Supplied data
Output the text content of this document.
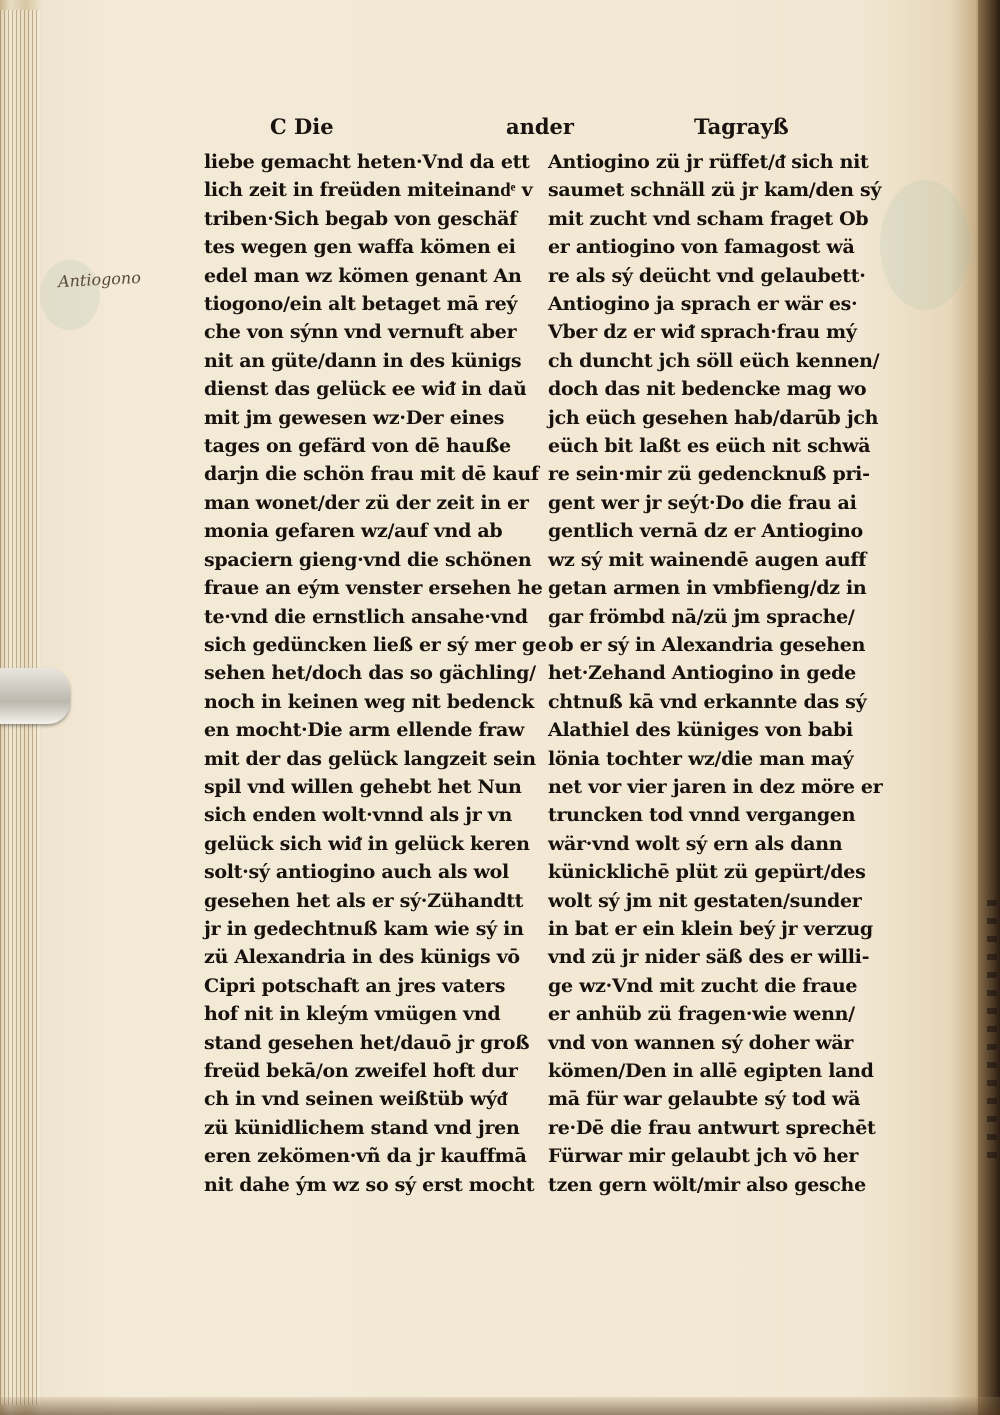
Antiogono
C Die	ander	Tagrayß
liebe gemacht heten·Vnd da ett
lich zeit in freüden miteinandͤ v
triben·Sich begab von geschäf
tes wegen gen waffa kömen ei
edel man wz kömen genant An
tiogono/ein alt betaget mā reý
che von sýnn vnd vernuft aber
nit an güte/dann in des künigs
dienst das gelück ee wiᵭ in daŭ
mit jm gewesen wz·Der eines
tages on gefärd von dē hauße
darjn die schön frau mit dē kauf
man wonet/der zü der zeit in er
monia gefaren wz/auf vnd ab
spaciern gieng·vnd die schönen
fraue an eým venster ersehen he
te·vnd die ernstlich ansahe·vnd
sich gedüncken ließ er sý mer ge
sehen het/doch das so gächling/
noch in keinen weg nit bedenck
en mocht·Die arm ellende fraw
mit der das gelück langzeit sein
spil vnd willen gehebt het Nun
sich enden wolt·vnnd als jr vn
gelück sich wiᵭ in gelück keren
solt·sý antiogino auch als wol
gesehen het als er sý·Zühandtt
jr in gedechtnuß kam wie sý in
zü Alexandria in des künigs vō
Cipri potschaft an jres vaters
hof nit in kleým vmügen vnd
stand gesehen het/dauō jr groß
freüd bekā/on zweifel hoft dur
ch in vnd seinen weißtüb wýᵭ
zü künidlichem stand vnd jren
eren zekömen·vñ da jr kauffmā
nit dahe ým wz so sý erst mocht
Antiogino zü jr rüffet/ᵭ sich nit
saumet schnäll zü jr kam/den sý
mit zucht vnd scham fraget Ob
er antiogino von famagost wä
re als sý deücht vnd gelaubett·
Antiogino ja sprach er wär es·
Vber dz er wiᵭ sprach·frau mý
ch duncht jch söll eüch kennen/
doch das nit bedencke mag wo
jch eüch gesehen hab/darūb jch
eüch bit laßt es eüch nit schwä
re sein·mir zü gedencknuß pri-
gent wer jr seýt·Do die frau ai
gentlich vernā dz er Antiogino
wz sý mit wainendē augen auff
getan armen in vmbfieng/dz in
gar frömbd nā/zü jm sprache/
ob er sý in Alexandria gesehen
het·Zehand Antiogino in gede
chtnuß kā vnd erkannte das sý
Alathiel des küniges von babi
lönia tochter wz/die man maý
net vor vier jaren in dez möre er
truncken tod vnnd vergangen
wär·vnd wolt sý ern als dann
künicklichē plüt zü gepürt/des
wolt sý jm nit gestaten/sunder
in bat er ein klein beý jr verzug
vnd zü jr nider säß des er willi-
ge wz·Vnd mit zucht die fraue
er anhüb zü fragen·wie wenn/
vnd von wannen sý doher wär
kömen/Den in allē egipten land
mā für war gelaubte sý tod wä
re·Dē die frau antwurt sprechēt
Fürwar mir gelaubt jch vō her
tzen gern wölt/mir also gesche
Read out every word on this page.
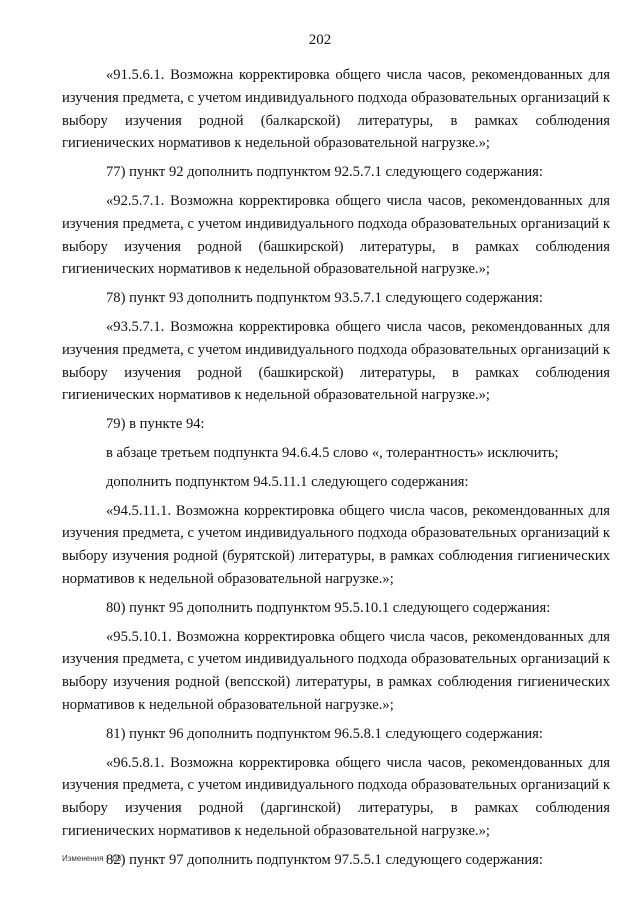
202

«91.5.6.1. Возможна корректировка общего числа часов, рекомендованных для изучения предмета, с учетом индивидуального подхода образовательных организаций к выбору изучения родной (балкарской) литературы, в рамках соблюдения гигиенических нормативов к недельной образовательной нагрузке.»;

77) пункт 92 дополнить подпунктом 92.5.7.1 следующего содержания:

«92.5.7.1. Возможна корректировка общего числа часов, рекомендованных для изучения предмета, с учетом индивидуального подхода образовательных организаций к выбору изучения родной (башкирской) литературы, в рамках соблюдения гигиенических нормативов к недельной образовательной нагрузке.»;

78) пункт 93 дополнить подпунктом 93.5.7.1 следующего содержания:

«93.5.7.1. Возможна корректировка общего числа часов, рекомендованных для изучения предмета, с учетом индивидуального подхода образовательных организаций к выбору изучения родной (башкирской) литературы, в рамках соблюдения гигиенических нормативов к недельной образовательной нагрузке.»;

79) в пункте 94:

в абзаце третьем подпункта 94.6.4.5 слово «, толерантность» исключить;

дополнить подпунктом 94.5.11.1 следующего содержания:

«94.5.11.1. Возможна корректировка общего числа часов, рекомендованных для изучения предмета, с учетом индивидуального подхода образовательных организаций к выбору изучения родной (бурятской) литературы, в рамках соблюдения гигиенических нормативов к недельной образовательной нагрузке.»;

80) пункт 95 дополнить подпунктом 95.5.10.1 следующего содержания:

«95.5.10.1. Возможна корректировка общего числа часов, рекомендованных для изучения предмета, с учетом индивидуального подхода образовательных организаций к выбору изучения родной (вепсской) литературы, в рамках соблюдения гигиенических нормативов к недельной образовательной нагрузке.»;

81) пункт 96 дополнить подпунктом 96.5.8.1 следующего содержания:

«96.5.8.1. Возможна корректировка общего числа часов, рекомендованных для изучения предмета, с учетом индивидуального подхода образовательных организаций к выбору изучения родной (даргинской) литературы, в рамках соблюдения гигиенических нормативов к недельной образовательной нагрузке.»;

82) пункт 97 дополнить подпунктом 97.5.5.1 следующего содержания:

Изменения – 03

Required task
List each line in the listing that contains the string "mocht".

Written solution
en mocht·Die arm ellende fraw
nit dahe ým wz so sý erst mocht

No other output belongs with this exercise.